▶ **Exercise description**
Without the pictures, repeat the listing character for character.

▶ **Information provided**
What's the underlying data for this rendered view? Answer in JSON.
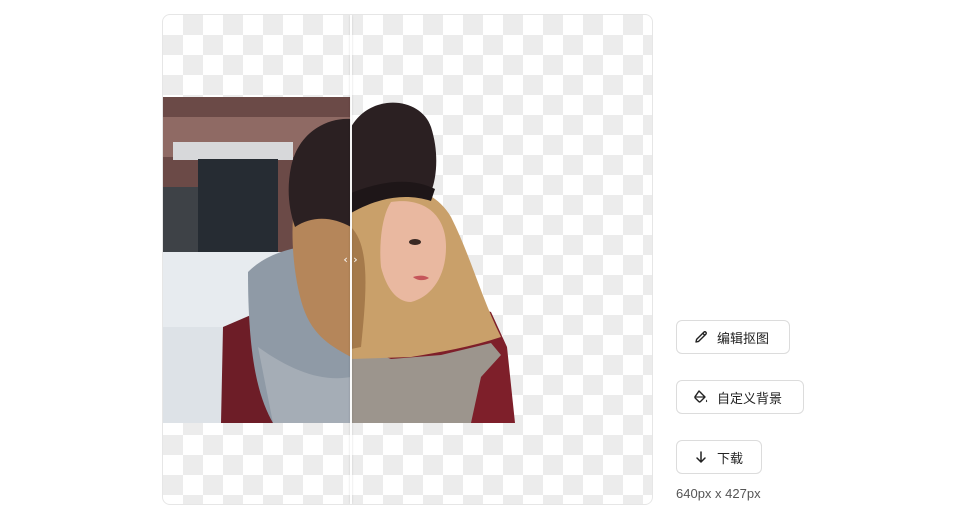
{
  "actions": {
    "edit_cutout": "编辑抠图",
    "custom_background": "自定义背景",
    "download": "下载"
  },
  "image_dimensions": "640px x 427px",
  "compare_handle": "‹ ›",
  "icons": {
    "edit": "pencil-icon",
    "background": "paint-bucket-icon",
    "download": "arrow-down-icon"
  }
}
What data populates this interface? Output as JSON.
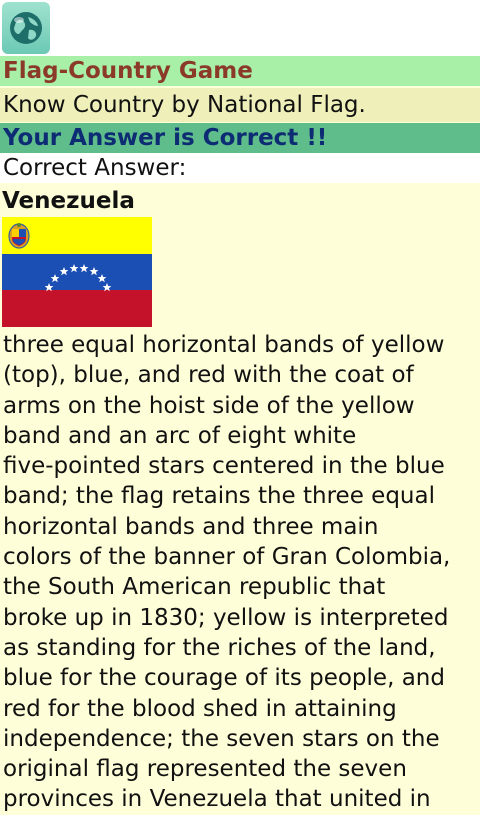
{
  "header": {
    "app_icon": "globe-icon",
    "title": "Flag-Country Game",
    "subtitle": "Know Country by National Flag."
  },
  "result": {
    "status": "Your Answer is Correct !!",
    "correct_label": "Correct Answer:"
  },
  "answer": {
    "country": "Venezuela",
    "flag_colors": {
      "yellow": "#ffff00",
      "blue": "#1b4fb4",
      "red": "#c4122b",
      "stars": "#ffffff"
    },
    "description": "three equal horizontal bands of yellow\n(top), blue, and red with the coat of\narms on the hoist side of the yellow\nband and an arc of eight white\nfive-pointed stars centered in the blue\nband; the flag retains the three equal\nhorizontal bands and three main\ncolors of the banner of Gran Colombia,\nthe South American republic that\nbroke up in 1830; yellow is interpreted\nas standing for the riches of the land,\nblue for the courage of its people, and\nred for the blood shed in attaining\nindependence; the seven stars on the\noriginal flag represented the seven\nprovinces in Venezuela that united in"
  },
  "colors": {
    "title_bg": "#a8f0a8",
    "title_text": "#8b3a2a",
    "subtitle_bg": "#efefb9",
    "result_bg": "#5fbd8b",
    "result_text": "#0d2c74",
    "page_bg": "#fefed9"
  }
}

▶ **Response to this exercise**
What's the underlying data for this rendered view? Answer in JSON.
{
  "actions": {
    "edit_cutout": "编辑抠图",
    "custom_background": "自定义背景",
    "download": "下载"
  },
  "image_dimensions": "640px x 427px",
  "compare_handle": "‹ ›",
  "icons": {
    "edit": "pencil-icon",
    "background": "paint-bucket-icon",
    "download": "arrow-down-icon"
  }
}
What data populates this interface? Output as JSON.
{
  "header": {
    "app_icon": "globe-icon",
    "title": "Flag-Country Game",
    "subtitle": "Know Country by National Flag."
  },
  "result": {
    "status": "Your Answer is Correct !!",
    "correct_label": "Correct Answer:"
  },
  "answer": {
    "country": "Venezuela",
    "flag_colors": {
      "yellow": "#ffff00",
      "blue": "#1b4fb4",
      "red": "#c4122b",
      "stars": "#ffffff"
    },
    "description": "three equal horizontal bands of yellow\n(top), blue, and red with the coat of\narms on the hoist side of the yellow\nband and an arc of eight white\nfive-pointed stars centered in the blue\nband; the flag retains the three equal\nhorizontal bands and three main\ncolors of the banner of Gran Colombia,\nthe South American republic that\nbroke up in 1830; yellow is interpreted\nas standing for the riches of the land,\nblue for the courage of its people, and\nred for the blood shed in attaining\nindependence; the seven stars on the\noriginal flag represented the seven\nprovinces in Venezuela that united in"
  },
  "colors": {
    "title_bg": "#a8f0a8",
    "title_text": "#8b3a2a",
    "subtitle_bg": "#efefb9",
    "result_bg": "#5fbd8b",
    "result_text": "#0d2c74",
    "page_bg": "#fefed9"
  }
}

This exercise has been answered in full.